[begin Material to process]

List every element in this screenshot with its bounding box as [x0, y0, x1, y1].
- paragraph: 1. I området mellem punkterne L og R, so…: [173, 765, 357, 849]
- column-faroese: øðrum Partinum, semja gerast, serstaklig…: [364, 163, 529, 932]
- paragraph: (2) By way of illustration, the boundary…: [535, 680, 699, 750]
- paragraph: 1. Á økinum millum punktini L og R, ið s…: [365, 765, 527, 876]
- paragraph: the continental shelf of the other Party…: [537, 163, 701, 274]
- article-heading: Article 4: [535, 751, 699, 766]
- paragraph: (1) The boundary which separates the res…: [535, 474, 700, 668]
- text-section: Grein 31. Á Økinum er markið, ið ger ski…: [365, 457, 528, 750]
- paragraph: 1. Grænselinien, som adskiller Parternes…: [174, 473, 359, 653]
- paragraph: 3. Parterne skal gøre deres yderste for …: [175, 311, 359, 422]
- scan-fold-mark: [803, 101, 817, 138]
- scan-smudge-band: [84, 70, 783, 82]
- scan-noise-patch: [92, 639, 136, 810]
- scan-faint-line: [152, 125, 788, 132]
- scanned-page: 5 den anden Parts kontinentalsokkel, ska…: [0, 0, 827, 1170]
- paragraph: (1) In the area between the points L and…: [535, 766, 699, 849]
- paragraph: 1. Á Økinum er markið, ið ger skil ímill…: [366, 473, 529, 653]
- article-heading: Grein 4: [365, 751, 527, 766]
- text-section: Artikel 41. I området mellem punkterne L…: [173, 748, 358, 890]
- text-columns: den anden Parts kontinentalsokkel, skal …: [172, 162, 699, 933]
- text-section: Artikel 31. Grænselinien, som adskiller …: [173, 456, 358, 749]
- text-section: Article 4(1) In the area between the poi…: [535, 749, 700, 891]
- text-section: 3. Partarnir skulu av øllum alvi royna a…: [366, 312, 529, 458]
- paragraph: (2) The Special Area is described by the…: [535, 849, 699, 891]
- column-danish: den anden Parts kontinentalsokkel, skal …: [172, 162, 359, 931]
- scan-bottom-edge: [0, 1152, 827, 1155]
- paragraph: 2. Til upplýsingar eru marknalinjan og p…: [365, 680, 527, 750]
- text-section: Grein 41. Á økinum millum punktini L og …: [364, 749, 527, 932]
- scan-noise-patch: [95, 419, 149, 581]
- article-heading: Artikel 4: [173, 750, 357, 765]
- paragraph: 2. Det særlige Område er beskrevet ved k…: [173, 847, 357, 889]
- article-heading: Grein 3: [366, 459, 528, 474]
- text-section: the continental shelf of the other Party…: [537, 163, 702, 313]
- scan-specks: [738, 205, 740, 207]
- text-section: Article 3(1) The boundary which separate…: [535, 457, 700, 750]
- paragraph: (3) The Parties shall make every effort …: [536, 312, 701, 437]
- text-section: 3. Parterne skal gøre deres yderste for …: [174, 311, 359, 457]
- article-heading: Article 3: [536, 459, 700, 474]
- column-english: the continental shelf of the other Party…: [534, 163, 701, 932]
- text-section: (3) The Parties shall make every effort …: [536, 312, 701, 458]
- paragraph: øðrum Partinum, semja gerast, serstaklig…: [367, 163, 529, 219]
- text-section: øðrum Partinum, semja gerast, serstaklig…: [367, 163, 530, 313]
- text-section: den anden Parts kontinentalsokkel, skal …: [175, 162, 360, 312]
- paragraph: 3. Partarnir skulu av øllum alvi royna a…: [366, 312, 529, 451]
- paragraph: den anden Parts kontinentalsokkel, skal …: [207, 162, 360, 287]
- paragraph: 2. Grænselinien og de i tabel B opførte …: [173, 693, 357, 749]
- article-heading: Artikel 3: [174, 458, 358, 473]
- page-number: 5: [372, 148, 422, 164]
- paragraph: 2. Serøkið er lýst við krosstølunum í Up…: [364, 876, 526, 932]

[end Material to process]

Stated task
Print the data above again, line for line and in the same order, without changing a single character.

Result
List every element in this screenshot with its bounding box as [x0, y0, x1, y1].
- paragraph: 1. I området mellem punkterne L og R, so…: [173, 765, 357, 849]
- column-faroese: øðrum Partinum, semja gerast, serstaklig…: [364, 163, 529, 932]
- paragraph: (2) By way of illustration, the boundary…: [535, 680, 699, 750]
- paragraph: 1. Á økinum millum punktini L og R, ið s…: [365, 765, 527, 876]
- paragraph: the continental shelf of the other Party…: [537, 163, 701, 274]
- article-heading: Article 4: [535, 751, 699, 766]
- paragraph: (1) The boundary which separates the res…: [535, 474, 700, 668]
- text-section: Grein 31. Á Økinum er markið, ið ger ski…: [365, 457, 528, 750]
- paragraph: 1. Grænselinien, som adskiller Parternes…: [174, 473, 359, 653]
- paragraph: 3. Parterne skal gøre deres yderste for …: [175, 311, 359, 422]
- scan-fold-mark: [803, 101, 817, 138]
- scan-smudge-band: [84, 70, 783, 82]
- scan-noise-patch: [92, 639, 136, 810]
- scan-faint-line: [152, 125, 788, 132]
- scanned-page: 5 den anden Parts kontinentalsokkel, ska…: [0, 0, 827, 1170]
- paragraph: (1) In the area between the points L and…: [535, 766, 699, 849]
- paragraph: 1. Á Økinum er markið, ið ger skil ímill…: [366, 473, 529, 653]
- article-heading: Grein 4: [365, 751, 527, 766]
- text-section: Artikel 41. I området mellem punkterne L…: [173, 748, 358, 890]
- text-columns: den anden Parts kontinentalsokkel, skal …: [172, 162, 699, 933]
- text-section: Artikel 31. Grænselinien, som adskiller …: [173, 456, 358, 749]
- text-section: Article 4(1) In the area between the poi…: [535, 749, 700, 891]
- text-section: 3. Partarnir skulu av øllum alvi royna a…: [366, 312, 529, 458]
- paragraph: (2) The Special Area is described by the…: [535, 849, 699, 891]
- column-danish: den anden Parts kontinentalsokkel, skal …: [172, 162, 359, 931]
- scan-bottom-edge: [0, 1152, 827, 1155]
- paragraph: 2. Til upplýsingar eru marknalinjan og p…: [365, 680, 527, 750]
- text-section: Grein 41. Á økinum millum punktini L og …: [364, 749, 527, 932]
- scan-noise-patch: [95, 419, 149, 581]
- article-heading: Artikel 4: [173, 750, 357, 765]
- paragraph: 2. Det særlige Område er beskrevet ved k…: [173, 847, 357, 889]
- article-heading: Grein 3: [366, 459, 528, 474]
- text-section: the continental shelf of the other Party…: [537, 163, 702, 313]
- scan-specks: [738, 205, 740, 207]
- text-section: Article 3(1) The boundary which separate…: [535, 457, 700, 750]
- paragraph: (3) The Parties shall make every effort …: [536, 312, 701, 437]
- text-section: 3. Parterne skal gøre deres yderste for …: [174, 311, 359, 457]
- article-heading: Article 3: [536, 459, 700, 474]
- column-english: the continental shelf of the other Party…: [534, 163, 701, 932]
- text-section: (3) The Parties shall make every effort …: [536, 312, 701, 458]
- paragraph: øðrum Partinum, semja gerast, serstaklig…: [367, 163, 529, 219]
- text-section: øðrum Partinum, semja gerast, serstaklig…: [367, 163, 530, 313]
- text-section: den anden Parts kontinentalsokkel, skal …: [175, 162, 360, 312]
- paragraph: 3. Partarnir skulu av øllum alvi royna a…: [366, 312, 529, 451]
- paragraph: den anden Parts kontinentalsokkel, skal …: [207, 162, 360, 287]
- paragraph: 2. Grænselinien og de i tabel B opførte …: [173, 693, 357, 749]
- article-heading: Artikel 3: [174, 458, 358, 473]
- page-number: 5: [372, 148, 422, 164]
- paragraph: 2. Serøkið er lýst við krosstølunum í Up…: [364, 876, 526, 932]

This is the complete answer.